> [What this task involves]: Each line containing the word "sinh" needs to be copied.

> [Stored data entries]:

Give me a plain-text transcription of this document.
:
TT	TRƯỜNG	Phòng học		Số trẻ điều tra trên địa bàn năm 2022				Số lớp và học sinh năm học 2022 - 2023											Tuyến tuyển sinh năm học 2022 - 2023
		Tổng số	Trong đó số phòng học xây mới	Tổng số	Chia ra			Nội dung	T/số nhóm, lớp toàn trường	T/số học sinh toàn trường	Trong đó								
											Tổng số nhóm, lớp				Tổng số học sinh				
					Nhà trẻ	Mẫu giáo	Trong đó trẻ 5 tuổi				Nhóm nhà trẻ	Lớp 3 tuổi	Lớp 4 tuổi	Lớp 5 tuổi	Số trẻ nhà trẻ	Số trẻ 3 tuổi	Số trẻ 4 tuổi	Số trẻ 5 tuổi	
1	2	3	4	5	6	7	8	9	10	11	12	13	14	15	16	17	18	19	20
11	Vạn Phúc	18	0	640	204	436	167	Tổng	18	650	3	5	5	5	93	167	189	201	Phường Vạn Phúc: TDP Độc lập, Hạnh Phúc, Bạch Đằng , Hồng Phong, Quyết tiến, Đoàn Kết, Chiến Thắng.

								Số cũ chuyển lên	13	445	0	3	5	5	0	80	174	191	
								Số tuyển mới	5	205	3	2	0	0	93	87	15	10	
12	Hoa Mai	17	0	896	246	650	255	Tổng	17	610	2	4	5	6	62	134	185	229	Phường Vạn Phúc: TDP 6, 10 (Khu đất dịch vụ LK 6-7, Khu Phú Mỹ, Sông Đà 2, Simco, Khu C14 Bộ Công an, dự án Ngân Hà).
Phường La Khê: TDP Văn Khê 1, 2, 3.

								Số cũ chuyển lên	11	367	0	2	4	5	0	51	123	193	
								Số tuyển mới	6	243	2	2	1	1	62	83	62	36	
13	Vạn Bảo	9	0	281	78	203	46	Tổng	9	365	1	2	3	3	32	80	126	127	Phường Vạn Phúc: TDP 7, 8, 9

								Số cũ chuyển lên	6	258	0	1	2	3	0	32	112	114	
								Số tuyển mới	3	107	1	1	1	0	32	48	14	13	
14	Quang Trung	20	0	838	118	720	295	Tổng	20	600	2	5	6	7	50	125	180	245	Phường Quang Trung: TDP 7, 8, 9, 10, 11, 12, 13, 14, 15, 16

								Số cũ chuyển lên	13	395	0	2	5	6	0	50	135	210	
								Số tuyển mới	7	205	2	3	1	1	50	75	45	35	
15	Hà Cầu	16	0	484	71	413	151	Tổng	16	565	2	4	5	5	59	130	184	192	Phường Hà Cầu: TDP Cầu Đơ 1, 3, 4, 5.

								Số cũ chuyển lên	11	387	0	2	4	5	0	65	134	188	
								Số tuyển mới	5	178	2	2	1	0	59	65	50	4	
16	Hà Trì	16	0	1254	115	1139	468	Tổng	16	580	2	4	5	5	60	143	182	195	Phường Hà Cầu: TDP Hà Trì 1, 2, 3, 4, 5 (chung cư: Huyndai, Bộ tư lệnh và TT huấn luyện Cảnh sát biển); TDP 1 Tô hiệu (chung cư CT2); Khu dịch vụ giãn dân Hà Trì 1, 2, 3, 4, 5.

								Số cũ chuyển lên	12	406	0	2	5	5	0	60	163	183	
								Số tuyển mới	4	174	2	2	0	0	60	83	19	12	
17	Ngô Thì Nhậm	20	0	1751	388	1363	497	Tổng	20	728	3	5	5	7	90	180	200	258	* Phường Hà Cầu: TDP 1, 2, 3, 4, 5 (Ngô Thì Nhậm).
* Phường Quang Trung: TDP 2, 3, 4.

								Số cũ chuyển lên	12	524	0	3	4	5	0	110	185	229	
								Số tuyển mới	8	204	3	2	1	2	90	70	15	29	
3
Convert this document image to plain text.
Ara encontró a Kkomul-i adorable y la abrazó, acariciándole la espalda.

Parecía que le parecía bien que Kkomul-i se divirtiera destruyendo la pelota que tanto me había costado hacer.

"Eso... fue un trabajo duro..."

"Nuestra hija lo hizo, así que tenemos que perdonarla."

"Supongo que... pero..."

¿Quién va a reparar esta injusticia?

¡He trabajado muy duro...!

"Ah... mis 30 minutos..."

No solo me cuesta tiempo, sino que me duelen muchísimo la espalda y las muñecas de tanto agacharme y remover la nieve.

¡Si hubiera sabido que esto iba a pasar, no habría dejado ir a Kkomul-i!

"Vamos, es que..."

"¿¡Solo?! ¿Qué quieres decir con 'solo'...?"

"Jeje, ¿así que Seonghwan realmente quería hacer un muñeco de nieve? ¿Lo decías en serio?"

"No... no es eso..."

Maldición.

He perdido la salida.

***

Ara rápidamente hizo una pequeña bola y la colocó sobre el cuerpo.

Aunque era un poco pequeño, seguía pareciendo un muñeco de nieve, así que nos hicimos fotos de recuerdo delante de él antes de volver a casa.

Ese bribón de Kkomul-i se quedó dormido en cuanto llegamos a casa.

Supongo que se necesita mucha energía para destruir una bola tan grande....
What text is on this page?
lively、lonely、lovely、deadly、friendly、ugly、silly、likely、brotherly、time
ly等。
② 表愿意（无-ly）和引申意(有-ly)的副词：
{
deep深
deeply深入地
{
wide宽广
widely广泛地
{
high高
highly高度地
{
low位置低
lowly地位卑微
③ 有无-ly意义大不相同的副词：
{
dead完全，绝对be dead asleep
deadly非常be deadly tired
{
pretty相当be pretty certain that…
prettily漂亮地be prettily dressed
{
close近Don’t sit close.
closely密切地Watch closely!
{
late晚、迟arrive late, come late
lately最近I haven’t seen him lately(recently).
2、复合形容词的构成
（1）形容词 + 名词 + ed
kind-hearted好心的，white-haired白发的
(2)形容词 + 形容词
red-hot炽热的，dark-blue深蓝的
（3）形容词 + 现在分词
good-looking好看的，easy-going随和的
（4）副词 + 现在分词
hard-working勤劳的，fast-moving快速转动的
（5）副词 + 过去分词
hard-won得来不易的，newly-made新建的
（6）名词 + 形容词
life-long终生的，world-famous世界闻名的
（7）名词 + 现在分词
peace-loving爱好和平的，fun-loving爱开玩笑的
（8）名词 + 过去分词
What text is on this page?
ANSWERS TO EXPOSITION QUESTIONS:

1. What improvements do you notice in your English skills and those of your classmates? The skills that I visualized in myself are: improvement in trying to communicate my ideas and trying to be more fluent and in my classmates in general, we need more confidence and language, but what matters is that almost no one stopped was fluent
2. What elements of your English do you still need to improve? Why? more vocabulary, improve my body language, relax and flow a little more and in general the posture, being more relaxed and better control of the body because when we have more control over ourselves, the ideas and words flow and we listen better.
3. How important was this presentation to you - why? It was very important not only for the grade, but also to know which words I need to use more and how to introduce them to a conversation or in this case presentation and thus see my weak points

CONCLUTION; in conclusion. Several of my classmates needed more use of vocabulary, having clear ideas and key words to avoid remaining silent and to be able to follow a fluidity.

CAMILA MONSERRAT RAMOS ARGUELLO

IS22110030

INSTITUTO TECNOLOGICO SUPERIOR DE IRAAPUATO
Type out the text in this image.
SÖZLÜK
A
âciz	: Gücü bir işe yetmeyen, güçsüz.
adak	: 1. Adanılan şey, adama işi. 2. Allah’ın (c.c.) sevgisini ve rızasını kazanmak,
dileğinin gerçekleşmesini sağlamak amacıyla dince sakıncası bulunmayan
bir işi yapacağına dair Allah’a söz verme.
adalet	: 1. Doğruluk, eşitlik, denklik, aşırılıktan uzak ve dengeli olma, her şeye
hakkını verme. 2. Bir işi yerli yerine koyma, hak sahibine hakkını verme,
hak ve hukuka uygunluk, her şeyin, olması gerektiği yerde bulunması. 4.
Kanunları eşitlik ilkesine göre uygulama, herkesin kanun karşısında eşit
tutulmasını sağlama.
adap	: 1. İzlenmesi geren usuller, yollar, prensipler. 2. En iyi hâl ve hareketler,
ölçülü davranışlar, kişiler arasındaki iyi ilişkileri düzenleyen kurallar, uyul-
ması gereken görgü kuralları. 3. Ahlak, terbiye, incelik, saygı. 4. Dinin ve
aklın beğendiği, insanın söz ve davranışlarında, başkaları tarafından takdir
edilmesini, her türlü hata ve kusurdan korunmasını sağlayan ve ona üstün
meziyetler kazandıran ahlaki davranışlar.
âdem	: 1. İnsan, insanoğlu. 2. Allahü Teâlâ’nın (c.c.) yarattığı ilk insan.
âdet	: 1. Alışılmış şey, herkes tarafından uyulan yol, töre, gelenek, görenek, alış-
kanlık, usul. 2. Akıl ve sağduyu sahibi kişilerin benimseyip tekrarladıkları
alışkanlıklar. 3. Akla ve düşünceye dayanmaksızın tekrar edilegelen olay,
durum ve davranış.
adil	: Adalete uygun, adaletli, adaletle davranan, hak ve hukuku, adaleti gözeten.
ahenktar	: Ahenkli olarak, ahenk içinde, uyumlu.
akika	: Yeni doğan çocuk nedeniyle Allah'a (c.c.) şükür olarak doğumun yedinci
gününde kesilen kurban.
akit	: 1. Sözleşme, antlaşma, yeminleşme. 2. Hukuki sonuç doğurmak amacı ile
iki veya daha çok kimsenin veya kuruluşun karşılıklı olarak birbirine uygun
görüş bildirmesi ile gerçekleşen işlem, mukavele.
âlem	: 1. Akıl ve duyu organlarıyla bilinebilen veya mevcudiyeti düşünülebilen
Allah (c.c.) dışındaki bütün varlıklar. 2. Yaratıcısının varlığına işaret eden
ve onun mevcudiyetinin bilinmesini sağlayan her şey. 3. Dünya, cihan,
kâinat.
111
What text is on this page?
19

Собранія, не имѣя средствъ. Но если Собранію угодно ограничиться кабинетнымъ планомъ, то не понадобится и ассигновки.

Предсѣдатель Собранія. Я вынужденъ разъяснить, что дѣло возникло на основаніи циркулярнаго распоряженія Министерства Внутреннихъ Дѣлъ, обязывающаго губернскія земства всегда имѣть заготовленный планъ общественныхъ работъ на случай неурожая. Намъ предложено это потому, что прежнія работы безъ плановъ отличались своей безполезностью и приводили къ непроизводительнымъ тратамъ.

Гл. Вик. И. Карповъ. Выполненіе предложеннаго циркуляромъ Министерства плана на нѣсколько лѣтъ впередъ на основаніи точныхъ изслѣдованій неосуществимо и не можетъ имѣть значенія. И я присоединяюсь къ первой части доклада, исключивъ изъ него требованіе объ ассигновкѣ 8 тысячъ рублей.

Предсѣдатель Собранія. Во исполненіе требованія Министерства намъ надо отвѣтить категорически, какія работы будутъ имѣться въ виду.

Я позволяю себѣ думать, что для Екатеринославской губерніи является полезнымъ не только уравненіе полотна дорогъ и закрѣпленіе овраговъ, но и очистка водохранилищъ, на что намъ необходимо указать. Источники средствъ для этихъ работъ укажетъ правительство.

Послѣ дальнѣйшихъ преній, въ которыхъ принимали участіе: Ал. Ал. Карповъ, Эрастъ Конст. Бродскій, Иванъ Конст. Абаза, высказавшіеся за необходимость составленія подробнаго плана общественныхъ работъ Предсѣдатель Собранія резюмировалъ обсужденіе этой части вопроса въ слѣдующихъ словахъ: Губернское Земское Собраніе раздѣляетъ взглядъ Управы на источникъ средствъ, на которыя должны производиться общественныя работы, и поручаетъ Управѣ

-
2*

> [Answer for the task]:
TT	TRƯỜNG	Phòng học		Số trẻ điều tra trên địa bàn năm 2022				Số lớp và học sinh năm học 2022 - 2023											Tuyến tuyển sinh năm học 2022 - 2023
		Tổng số	Trong đó số phòng học xây mới	Tổng số	Chia ra			Nội dung	T/số nhóm, lớp toàn trường	T/số học sinh toàn trường	Trong đó								
											Tổng số nhóm, lớp				Tổng số học sinh				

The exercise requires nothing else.